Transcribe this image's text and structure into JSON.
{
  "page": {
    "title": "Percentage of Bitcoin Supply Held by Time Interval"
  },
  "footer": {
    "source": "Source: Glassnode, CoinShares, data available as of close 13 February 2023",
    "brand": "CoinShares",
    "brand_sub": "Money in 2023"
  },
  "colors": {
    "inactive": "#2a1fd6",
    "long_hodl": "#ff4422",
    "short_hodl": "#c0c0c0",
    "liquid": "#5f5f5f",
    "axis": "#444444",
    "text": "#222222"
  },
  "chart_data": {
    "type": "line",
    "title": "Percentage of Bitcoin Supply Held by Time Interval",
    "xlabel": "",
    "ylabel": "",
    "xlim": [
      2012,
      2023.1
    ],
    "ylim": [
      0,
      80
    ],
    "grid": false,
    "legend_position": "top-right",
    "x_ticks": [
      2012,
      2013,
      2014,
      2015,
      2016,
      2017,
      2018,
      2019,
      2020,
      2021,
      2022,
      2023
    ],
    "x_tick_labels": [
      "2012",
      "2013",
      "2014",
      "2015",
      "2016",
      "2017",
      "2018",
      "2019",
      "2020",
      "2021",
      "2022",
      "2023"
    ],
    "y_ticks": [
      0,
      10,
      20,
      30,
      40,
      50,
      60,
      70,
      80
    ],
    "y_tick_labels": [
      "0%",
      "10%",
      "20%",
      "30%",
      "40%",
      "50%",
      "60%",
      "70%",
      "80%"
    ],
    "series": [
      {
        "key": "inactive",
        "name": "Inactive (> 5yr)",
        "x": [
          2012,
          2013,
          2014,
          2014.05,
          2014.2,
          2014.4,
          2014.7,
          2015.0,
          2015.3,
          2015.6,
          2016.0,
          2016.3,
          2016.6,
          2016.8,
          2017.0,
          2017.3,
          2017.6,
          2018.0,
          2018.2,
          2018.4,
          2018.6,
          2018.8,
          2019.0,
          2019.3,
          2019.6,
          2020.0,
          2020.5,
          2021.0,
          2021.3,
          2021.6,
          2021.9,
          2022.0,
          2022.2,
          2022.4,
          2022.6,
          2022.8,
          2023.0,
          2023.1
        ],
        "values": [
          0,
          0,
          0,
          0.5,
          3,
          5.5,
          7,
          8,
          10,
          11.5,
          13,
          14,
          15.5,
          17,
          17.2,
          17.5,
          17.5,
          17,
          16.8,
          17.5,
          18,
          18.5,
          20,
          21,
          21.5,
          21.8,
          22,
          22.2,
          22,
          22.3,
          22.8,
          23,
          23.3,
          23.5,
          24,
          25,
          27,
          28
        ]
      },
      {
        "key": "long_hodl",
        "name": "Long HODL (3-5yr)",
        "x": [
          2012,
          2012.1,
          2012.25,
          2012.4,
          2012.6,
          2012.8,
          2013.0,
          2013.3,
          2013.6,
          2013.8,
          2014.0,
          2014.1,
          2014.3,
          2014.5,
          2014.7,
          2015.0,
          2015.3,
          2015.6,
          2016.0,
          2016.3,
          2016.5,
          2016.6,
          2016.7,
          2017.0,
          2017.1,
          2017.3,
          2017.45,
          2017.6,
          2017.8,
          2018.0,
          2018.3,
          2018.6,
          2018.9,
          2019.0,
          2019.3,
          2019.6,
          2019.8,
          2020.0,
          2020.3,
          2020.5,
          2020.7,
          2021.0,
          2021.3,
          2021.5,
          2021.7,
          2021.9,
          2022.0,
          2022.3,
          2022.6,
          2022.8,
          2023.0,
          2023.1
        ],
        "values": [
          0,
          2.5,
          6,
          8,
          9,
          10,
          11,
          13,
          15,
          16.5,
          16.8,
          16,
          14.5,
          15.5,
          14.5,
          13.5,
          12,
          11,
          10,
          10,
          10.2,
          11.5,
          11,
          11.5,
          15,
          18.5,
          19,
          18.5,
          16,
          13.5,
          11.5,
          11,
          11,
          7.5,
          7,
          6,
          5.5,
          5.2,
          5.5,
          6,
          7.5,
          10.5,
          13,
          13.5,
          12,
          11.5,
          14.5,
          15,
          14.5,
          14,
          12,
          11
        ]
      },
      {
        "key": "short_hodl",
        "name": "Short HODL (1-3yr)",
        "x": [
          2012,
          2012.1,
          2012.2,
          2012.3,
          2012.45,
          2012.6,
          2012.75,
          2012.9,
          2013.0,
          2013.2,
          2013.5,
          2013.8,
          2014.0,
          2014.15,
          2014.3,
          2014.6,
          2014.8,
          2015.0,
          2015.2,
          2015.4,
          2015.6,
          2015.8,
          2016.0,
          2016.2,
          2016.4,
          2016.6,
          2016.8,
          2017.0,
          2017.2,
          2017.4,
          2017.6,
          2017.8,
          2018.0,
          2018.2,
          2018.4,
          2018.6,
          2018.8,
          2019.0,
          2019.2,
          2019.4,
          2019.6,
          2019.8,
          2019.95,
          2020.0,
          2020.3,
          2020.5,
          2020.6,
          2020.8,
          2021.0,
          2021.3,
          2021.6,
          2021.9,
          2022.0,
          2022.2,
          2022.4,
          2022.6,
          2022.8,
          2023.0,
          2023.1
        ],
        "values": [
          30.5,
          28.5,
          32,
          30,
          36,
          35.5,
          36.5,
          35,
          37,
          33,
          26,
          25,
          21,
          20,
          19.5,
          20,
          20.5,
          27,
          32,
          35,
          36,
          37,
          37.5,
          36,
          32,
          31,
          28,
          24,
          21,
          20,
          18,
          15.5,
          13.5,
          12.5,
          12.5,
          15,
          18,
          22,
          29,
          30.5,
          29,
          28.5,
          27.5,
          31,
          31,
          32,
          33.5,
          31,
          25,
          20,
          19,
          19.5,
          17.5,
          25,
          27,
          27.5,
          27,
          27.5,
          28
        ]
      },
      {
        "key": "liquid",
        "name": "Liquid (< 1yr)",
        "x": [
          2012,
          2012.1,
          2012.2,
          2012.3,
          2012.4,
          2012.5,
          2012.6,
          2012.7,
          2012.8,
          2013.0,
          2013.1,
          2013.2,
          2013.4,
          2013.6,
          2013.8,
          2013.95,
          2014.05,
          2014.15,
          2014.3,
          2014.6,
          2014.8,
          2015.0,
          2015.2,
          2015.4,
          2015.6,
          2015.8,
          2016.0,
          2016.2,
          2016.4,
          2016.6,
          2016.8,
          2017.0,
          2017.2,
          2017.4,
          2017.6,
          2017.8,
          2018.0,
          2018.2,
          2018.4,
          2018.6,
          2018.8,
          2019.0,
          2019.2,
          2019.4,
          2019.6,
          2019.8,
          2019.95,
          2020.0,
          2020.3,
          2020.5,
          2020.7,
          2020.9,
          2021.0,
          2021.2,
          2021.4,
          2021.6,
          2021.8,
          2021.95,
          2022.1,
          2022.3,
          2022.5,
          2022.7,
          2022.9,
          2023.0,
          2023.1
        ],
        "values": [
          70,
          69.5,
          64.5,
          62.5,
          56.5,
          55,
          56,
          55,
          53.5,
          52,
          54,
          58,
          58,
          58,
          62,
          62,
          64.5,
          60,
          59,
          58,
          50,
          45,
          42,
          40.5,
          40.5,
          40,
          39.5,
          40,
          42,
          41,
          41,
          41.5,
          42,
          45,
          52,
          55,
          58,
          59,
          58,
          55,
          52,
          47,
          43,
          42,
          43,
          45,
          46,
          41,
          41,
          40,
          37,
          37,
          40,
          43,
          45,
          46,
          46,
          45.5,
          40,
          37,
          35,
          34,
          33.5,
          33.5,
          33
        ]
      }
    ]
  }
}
================
Given task | All lines above with "Supply" in them should be returned.

Correct response |
    "title": "Percentage of Bitcoin Supply Held by Time Interval"
    "title": "Percentage of Bitcoin Supply Held by Time Interval",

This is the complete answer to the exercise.